Data excerpts
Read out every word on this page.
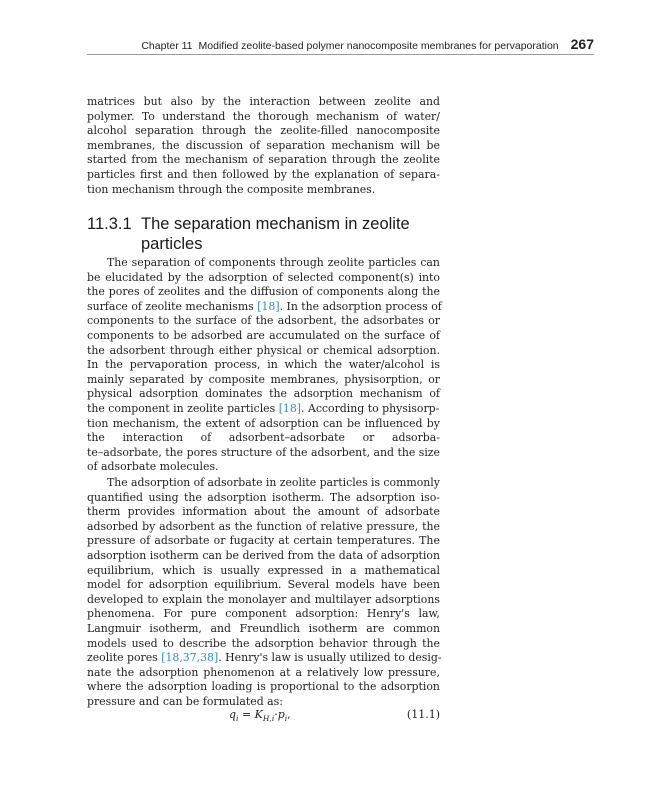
Chapter 11 Modified zeolite-based polymer nanocomposite membranes for pervaporation 267
matrices but also by the interaction between zeolite and
polymer. To understand the thorough mechanism of water/
alcohol separation through the zeolite-filled nanocomposite
membranes, the discussion of separation mechanism will be
started from the mechanism of separation through the zeolite
particles first and then followed by the explanation of separa-
tion mechanism through the composite membranes.
11.3.1 The separation mechanism in zeolite
particles
The separation of components through zeolite particles can
be elucidated by the adsorption of selected component(s) into
the pores of zeolites and the diffusion of components along the
surface of zeolite mechanisms [18]. In the adsorption process of
components to the surface of the adsorbent, the adsorbates or
components to be adsorbed are accumulated on the surface of
the adsorbent through either physical or chemical adsorption.
In the pervaporation process, in which the water/alcohol is
mainly separated by composite membranes, physisorption, or
physical adsorption dominates the adsorption mechanism of
the component in zeolite particles [18]. According to physisorp-
tion mechanism, the extent of adsorption can be influenced by
the interaction of adsorbent–adsorbate or adsorba-
te–adsorbate, the pores structure of the adsorbent, and the size
of adsorbate molecules.
The adsorption of adsorbate in zeolite particles is commonly
quantified using the adsorption isotherm. The adsorption iso-
therm provides information about the amount of adsorbate
adsorbed by adsorbent as the function of relative pressure, the
pressure of adsorbate or fugacity at certain temperatures. The
adsorption isotherm can be derived from the data of adsorption
equilibrium, which is usually expressed in a mathematical
model for adsorption equilibrium. Several models have been
developed to explain the monolayer and multilayer adsorptions
phenomena. For pure component adsorption: Henry's law,
Langmuir isotherm, and Freundlich isotherm are common
models used to describe the adsorption behavior through the
zeolite pores [18,37,38]. Henry's law is usually utilized to desig-
nate the adsorption phenomenon at a relatively low pressure,
where the adsorption loading is proportional to the adsorption
pressure and can be formulated as:
$q_i = K_{H,i}\cdot p_i$,	(11.1)
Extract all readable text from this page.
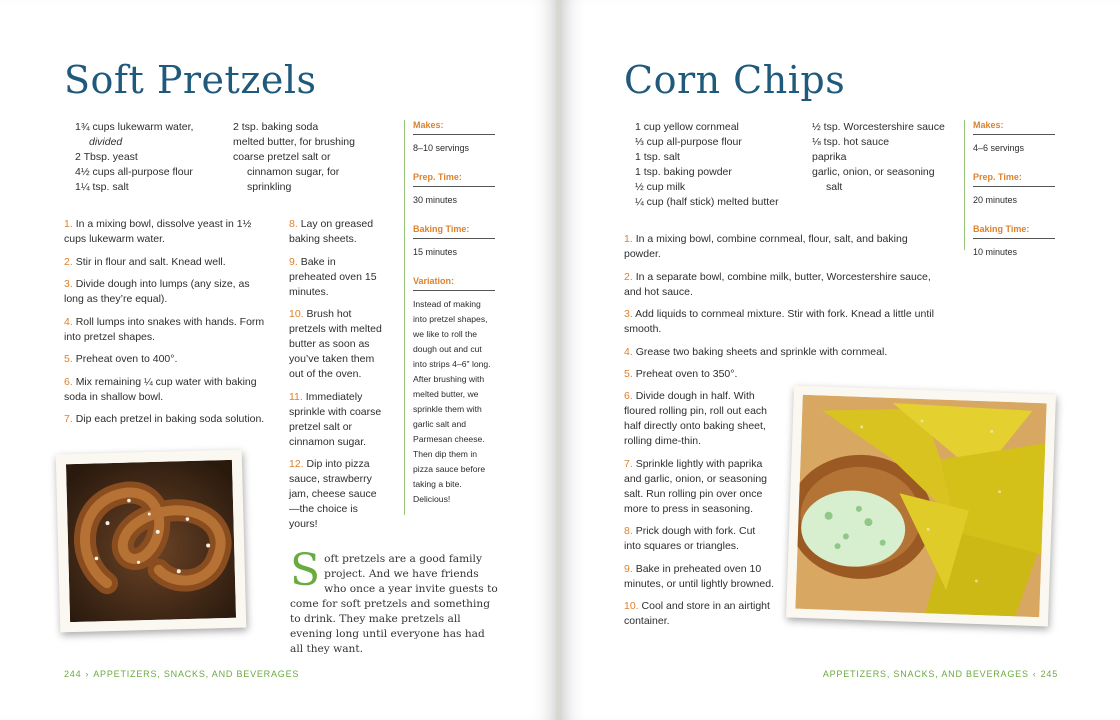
Soft Pretzels
1¾ cups lukewarm water,
divided
2 Tbsp. yeast
4½ cups all-purpose flour
1¼ tsp. salt
2 tsp. baking soda
melted butter, for brushing
coarse pretzel salt or
cinnamon sugar, for
sprinkling
1. In a mixing bowl, dissolve yeast in 1½ cups lukewarm water.
2. Stir in flour and salt. Knead well.
3. Divide dough into lumps (any size, as long as they’re equal).
4. Roll lumps into snakes with hands. Form into pretzel shapes.
5. Preheat oven to 400°.
6. Mix remaining ¼ cup water with baking soda in shallow bowl.
7. Dip each pretzel in baking soda solution.
8. Lay on greased baking sheets.
9. Bake in preheated oven 15 minutes.
10. Brush hot pretzels with melted butter as soon as you’ve taken them out of the oven.
11. Immediately sprinkle with coarse pretzel salt or cinnamon sugar.
12. Dip into pizza sauce, strawberry jam, cheese sauce—the choice is yours!
Makes:
8–10 servings
Prep. Time:
30 minutes
Baking Time:
15 minutes
Variation:
Instead of making into pretzel shapes, we like to roll the dough out and cut into strips 4–6" long. After brushing with melted butter, we sprinkle them with garlic salt and Parmesan cheese. Then dip them in pizza sauce before taking a bite. Delicious!
Soft pretzels are a good family project. And we have friends who once a year invite guests to come for soft pretzels and something to drink. They make pretzels all evening long until everyone has had all they want.
244 › APPETIZERS, SNACKS, AND BEVERAGES
Corn Chips
1 cup yellow cornmeal
⅓ cup all-purpose flour
1 tsp. salt
1 tsp. baking powder
½ cup milk
¼ cup (half stick) melted butter
½ tsp. Worcestershire sauce
⅛ tsp. hot sauce
paprika
garlic, onion, or seasoning
salt
Makes:
4–6 servings
Prep. Time:
20 minutes
Baking Time:
10 minutes
1. In a mixing bowl, combine cornmeal, flour, salt, and baking powder.
2. In a separate bowl, combine milk, butter, Worcestershire sauce, and hot sauce.
3. Add liquids to cornmeal mixture. Stir with fork. Knead a little until smooth.
4. Grease two baking sheets and sprinkle with cornmeal.
5. Preheat oven to 350°.
6. Divide dough in half. With floured rolling pin, roll out each half directly onto baking sheet, rolling dime-thin.
7. Sprinkle lightly with paprika and garlic, onion, or seasoning salt. Run rolling pin over once more to press in seasoning.
8. Prick dough with fork. Cut into squares or triangles.
9. Bake in preheated oven 10 minutes, or until lightly browned.
10. Cool and store in an airtight container.
APPETIZERS, SNACKS, AND BEVERAGES ‹ 245
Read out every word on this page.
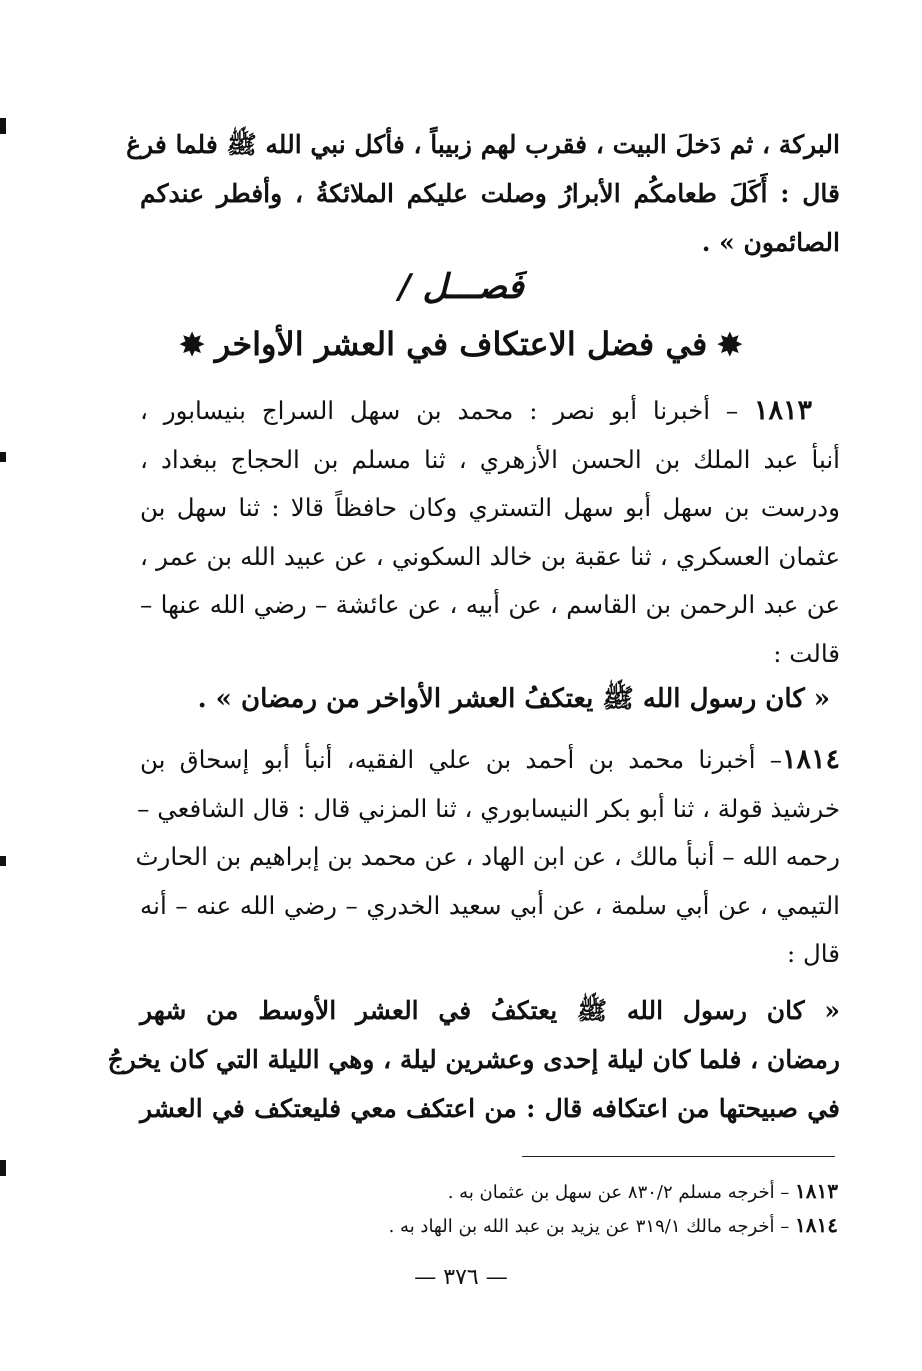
البركة ، ثم دَخلَ البيت ، فقرب لهم زبيباً ، فأكل نبي الله ﷺ فلما فرغ
قال : أَكَلَ طعامكُم الأبرارُ وصلت عليكم الملائكةُ ، وأفطر عندكم
الصائمون » .
فَصـــل /
✸في فضل الاعتكاف في العشر الأواخر✸
١٨١٣ – أخبرنا أبو نصر : محمد بن سهل السراج بنيسابور ،
أنبأ عبد الملك بن الحسن الأزهري ، ثنا مسلم بن الحجاج ببغداد ،
ودرست بن سهل أبو سهل التستري وكان حافظاً قالا : ثنا سهل بن
عثمان العسكري ، ثنا عقبة بن خالد السكوني ، عن عبيد الله بن عمر ،
عن عبد الرحمن بن القاسم ، عن أبيه ، عن عائشة – رضي الله عنها –
قالت :
« كان رسول الله ﷺ يعتكفُ العشر الأواخر من رمضان » .
١٨١٤– أخبرنا محمد بن أحمد بن علي الفقيه، أنبأ أبو إسحاق بن
خرشيذ قولة ، ثنا أبو بكر النيسابوري ، ثنا المزني قال : قال الشافعي –
رحمه الله – أنبأ مالك ، عن ابن الهاد ، عن محمد بن إبراهيم بن الحارث
التيمي ، عن أبي سلمة ، عن أبي سعيد الخدري – رضي الله عنه – أنه
قال :
« كان رسول الله ﷺ يعتكفُ في العشر الأوسط من شهر
رمضان ، فلما كان ليلة إحدى وعشرين ليلة ، وهي الليلة التي كان يخرجُ
في صبيحتها من اعتكافه قال : من اعتكف معي فليعتكف في العشر
١٨١٣ – أخرجه مسلم ٨٣٠/٢ عن سهل بن عثمان به .
١٨١٤ – أخرجه مالك ٣١٩/١ عن يزيد بن عبد الله بن الهاد به .
— ٣٧٦ —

▸ **Given exercise**: Pull out every line of the records above that contains the word "until".

▸ **Answer to this problem**:
Soft pretzels are a good family project. And we have friends who once a year invite guests to come for soft pretzels and something to drink. They make pretzels all evening long until everyone has had all they want.
3. Add liquids to cornmeal mixture. Stir with fork. Knead a little until smooth.
9. Bake in preheated oven 10 minutes, or until lightly browned.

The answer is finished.